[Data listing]
▬▬▬
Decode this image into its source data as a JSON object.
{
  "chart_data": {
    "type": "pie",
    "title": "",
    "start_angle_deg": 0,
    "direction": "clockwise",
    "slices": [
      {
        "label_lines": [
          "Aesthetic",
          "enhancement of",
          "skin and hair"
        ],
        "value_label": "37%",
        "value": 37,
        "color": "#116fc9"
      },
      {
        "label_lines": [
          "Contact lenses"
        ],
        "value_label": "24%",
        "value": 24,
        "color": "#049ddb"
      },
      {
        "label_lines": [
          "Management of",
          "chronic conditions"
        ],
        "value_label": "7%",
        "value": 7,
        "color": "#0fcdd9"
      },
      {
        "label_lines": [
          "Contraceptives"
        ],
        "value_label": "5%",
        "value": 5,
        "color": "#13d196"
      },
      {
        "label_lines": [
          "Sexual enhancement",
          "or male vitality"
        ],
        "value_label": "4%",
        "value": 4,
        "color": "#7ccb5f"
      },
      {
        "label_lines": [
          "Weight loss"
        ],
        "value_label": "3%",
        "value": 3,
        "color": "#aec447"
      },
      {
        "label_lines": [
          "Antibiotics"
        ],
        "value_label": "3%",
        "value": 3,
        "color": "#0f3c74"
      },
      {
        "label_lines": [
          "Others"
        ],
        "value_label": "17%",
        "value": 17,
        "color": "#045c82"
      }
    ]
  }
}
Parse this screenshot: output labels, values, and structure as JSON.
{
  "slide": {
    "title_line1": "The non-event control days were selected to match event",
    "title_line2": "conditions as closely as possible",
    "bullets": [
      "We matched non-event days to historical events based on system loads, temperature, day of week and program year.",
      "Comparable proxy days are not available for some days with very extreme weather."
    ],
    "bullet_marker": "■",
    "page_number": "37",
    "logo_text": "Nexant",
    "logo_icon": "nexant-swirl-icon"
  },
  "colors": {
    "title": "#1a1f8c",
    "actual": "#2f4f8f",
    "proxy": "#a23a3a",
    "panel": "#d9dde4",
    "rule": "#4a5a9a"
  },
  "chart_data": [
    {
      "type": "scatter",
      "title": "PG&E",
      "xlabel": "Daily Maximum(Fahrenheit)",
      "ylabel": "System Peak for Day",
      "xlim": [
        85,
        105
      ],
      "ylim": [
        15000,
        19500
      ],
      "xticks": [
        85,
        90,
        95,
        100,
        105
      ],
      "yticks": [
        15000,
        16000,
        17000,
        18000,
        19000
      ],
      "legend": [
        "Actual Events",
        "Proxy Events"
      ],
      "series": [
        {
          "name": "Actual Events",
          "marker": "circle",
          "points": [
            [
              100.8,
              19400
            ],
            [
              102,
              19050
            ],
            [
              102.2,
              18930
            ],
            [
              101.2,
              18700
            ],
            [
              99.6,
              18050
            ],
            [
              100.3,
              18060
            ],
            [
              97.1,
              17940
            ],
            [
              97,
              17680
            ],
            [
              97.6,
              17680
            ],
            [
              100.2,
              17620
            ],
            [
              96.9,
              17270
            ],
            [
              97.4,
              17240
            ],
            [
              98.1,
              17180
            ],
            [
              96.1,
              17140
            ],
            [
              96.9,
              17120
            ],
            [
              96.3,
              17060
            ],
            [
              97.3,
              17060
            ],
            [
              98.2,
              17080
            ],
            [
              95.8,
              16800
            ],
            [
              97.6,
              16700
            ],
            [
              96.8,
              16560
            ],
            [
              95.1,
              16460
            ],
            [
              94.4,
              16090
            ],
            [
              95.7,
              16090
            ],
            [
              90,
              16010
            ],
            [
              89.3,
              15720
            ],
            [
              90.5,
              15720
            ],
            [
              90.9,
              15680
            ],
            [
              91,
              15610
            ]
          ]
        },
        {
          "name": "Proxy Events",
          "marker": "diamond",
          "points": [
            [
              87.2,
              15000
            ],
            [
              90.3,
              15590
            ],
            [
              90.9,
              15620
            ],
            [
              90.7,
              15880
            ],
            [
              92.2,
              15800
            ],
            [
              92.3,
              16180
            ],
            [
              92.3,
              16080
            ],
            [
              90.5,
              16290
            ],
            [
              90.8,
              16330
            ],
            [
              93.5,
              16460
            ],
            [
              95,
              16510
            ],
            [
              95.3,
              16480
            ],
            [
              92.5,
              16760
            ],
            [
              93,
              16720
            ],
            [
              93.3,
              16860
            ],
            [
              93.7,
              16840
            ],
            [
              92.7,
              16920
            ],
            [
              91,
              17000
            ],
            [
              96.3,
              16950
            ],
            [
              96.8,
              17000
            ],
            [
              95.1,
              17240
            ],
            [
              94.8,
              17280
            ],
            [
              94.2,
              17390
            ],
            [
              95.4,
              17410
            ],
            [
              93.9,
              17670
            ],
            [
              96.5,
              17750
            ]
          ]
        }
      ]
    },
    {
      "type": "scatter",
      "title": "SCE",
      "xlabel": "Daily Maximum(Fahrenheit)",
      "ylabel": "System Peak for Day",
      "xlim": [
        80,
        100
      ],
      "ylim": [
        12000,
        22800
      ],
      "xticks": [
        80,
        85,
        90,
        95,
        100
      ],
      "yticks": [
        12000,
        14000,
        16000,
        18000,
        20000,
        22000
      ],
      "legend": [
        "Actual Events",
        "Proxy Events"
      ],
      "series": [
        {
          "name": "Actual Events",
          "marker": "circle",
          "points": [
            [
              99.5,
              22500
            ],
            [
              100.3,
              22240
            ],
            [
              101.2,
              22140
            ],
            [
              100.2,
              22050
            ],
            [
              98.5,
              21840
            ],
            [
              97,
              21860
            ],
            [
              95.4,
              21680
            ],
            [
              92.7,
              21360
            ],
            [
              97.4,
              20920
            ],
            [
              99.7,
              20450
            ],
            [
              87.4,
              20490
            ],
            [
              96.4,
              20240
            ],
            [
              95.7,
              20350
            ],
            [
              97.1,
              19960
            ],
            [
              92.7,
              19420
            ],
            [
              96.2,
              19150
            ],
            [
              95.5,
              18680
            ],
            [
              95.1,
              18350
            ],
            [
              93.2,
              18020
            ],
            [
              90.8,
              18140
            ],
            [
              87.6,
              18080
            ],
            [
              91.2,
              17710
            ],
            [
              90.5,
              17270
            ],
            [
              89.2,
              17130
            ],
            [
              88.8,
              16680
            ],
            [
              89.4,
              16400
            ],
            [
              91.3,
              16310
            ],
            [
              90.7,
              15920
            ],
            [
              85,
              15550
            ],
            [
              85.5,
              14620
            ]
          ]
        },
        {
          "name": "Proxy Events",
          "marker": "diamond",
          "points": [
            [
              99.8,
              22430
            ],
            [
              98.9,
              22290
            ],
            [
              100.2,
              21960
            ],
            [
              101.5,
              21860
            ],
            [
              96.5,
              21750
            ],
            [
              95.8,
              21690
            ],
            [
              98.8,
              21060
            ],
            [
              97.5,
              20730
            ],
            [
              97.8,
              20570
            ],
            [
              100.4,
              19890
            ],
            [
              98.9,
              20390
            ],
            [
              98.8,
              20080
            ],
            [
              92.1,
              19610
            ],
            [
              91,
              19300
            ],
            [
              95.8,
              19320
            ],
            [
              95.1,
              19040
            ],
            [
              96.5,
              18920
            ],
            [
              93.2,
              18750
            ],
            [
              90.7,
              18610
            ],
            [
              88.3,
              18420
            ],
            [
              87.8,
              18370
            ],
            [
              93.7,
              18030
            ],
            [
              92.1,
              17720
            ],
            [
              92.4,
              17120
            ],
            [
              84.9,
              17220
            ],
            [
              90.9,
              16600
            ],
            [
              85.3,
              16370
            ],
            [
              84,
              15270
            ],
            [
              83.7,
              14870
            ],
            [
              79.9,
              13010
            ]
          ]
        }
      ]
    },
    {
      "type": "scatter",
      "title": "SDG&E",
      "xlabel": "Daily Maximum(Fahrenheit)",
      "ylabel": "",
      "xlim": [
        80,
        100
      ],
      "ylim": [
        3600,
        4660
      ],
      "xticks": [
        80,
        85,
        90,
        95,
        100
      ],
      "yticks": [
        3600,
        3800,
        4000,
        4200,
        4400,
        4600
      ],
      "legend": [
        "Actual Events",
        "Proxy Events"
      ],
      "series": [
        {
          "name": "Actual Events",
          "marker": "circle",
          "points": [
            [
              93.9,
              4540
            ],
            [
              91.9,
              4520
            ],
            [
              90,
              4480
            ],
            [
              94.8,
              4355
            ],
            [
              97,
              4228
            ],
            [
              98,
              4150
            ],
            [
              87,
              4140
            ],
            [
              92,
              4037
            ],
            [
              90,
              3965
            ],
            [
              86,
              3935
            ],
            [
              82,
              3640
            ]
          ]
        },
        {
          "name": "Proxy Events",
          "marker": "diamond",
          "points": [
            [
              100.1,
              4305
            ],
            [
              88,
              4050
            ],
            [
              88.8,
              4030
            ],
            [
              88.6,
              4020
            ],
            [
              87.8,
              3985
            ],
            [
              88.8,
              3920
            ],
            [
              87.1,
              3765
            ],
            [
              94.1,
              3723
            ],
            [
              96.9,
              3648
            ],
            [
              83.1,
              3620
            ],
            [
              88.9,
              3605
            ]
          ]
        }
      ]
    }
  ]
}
▬▬▬
**To do:** Copy all the lines above that hold the string "days".

**Finished task:**
    "title_line1": "The non-event control days were selected to match event",
      "We matched non-event days to historical events based on system loads, temperature, day of week and program year.",
      "Comparable proxy days are not available for some days with very extreme weather."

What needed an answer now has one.